Region annotation records
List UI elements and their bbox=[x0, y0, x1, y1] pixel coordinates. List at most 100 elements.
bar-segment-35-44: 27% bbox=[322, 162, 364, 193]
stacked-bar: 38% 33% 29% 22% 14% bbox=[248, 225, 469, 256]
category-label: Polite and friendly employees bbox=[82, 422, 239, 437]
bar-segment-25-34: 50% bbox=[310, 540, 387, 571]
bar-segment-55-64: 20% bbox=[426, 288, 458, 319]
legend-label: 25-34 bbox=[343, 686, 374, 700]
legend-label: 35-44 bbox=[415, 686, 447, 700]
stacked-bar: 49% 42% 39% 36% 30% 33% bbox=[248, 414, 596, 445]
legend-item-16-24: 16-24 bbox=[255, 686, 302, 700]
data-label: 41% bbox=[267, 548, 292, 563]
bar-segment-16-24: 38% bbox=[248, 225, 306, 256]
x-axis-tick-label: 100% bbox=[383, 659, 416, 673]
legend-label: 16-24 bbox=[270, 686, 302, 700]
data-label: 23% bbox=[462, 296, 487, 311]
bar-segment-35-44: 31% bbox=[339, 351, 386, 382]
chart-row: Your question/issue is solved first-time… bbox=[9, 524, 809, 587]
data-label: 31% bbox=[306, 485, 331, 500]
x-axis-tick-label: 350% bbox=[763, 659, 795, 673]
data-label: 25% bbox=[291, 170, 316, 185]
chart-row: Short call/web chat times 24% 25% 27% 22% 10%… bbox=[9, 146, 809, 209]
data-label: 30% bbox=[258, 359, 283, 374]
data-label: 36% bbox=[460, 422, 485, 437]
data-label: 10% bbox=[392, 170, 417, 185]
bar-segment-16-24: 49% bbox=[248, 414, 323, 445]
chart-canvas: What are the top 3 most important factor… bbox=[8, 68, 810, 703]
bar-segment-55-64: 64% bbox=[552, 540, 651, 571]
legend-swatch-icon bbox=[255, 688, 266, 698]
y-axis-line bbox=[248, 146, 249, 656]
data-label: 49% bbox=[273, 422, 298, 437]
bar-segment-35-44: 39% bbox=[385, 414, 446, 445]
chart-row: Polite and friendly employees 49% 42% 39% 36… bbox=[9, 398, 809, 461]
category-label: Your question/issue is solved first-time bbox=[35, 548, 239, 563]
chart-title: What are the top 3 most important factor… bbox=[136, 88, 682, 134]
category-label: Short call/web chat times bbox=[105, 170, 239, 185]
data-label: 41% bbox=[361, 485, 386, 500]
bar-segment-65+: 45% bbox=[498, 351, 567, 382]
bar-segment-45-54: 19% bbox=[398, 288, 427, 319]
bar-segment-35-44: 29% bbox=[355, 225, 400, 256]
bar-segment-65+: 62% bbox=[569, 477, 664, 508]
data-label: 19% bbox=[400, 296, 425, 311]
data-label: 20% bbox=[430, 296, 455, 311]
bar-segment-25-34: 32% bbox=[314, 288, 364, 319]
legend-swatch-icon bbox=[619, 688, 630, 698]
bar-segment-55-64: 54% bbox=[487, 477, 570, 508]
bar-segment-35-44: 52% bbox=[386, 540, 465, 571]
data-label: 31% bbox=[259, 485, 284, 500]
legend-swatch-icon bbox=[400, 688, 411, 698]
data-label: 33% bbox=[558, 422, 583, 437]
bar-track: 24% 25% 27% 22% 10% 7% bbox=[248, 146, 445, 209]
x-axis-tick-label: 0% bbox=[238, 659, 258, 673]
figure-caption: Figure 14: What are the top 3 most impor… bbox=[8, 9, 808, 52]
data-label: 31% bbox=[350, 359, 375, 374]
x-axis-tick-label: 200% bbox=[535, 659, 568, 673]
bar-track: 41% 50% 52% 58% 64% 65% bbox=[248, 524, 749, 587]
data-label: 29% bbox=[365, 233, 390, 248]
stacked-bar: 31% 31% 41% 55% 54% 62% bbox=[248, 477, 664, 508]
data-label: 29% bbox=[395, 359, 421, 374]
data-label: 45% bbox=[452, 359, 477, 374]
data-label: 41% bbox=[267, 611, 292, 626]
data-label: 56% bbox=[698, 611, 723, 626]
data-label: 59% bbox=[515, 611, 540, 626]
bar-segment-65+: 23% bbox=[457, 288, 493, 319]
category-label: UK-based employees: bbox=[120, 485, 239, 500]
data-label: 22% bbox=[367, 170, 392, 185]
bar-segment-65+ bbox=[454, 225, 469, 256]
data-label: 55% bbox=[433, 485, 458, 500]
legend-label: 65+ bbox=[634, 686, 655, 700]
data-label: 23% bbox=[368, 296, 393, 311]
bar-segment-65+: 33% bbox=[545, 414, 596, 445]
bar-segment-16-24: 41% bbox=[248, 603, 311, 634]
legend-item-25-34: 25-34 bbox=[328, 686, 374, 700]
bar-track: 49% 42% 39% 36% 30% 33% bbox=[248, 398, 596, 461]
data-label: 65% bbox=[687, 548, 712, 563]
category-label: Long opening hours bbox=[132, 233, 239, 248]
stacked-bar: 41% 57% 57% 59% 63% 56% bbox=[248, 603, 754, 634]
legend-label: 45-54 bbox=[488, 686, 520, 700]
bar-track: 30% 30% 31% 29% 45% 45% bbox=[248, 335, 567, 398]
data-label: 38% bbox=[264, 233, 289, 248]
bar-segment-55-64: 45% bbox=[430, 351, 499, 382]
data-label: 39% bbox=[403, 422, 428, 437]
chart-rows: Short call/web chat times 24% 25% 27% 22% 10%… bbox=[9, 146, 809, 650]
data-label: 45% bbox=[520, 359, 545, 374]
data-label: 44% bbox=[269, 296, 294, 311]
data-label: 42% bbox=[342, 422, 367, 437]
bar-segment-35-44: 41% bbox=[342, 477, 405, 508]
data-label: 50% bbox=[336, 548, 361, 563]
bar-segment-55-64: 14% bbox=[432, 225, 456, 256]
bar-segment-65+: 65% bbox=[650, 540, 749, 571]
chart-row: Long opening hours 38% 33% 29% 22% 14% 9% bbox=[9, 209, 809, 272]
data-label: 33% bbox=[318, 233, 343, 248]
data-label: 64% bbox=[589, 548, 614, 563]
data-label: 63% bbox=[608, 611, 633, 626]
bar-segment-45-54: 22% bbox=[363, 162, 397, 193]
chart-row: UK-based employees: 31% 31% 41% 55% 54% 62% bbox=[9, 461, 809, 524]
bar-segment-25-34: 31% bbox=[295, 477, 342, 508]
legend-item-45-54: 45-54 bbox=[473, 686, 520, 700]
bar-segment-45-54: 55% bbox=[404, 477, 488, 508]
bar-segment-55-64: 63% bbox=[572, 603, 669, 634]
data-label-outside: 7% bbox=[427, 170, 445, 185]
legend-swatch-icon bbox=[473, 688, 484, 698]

REQUEST: Gather and copy every line of the records that contains the string "solved". Matching is case-sensitive.

RESPONSE BELOW:
chart-row: Your question/issue is solved first-time… bbox=[9, 524, 809, 587]
category-label: Your question/issue is solved first-time bbox=[35, 548, 239, 563]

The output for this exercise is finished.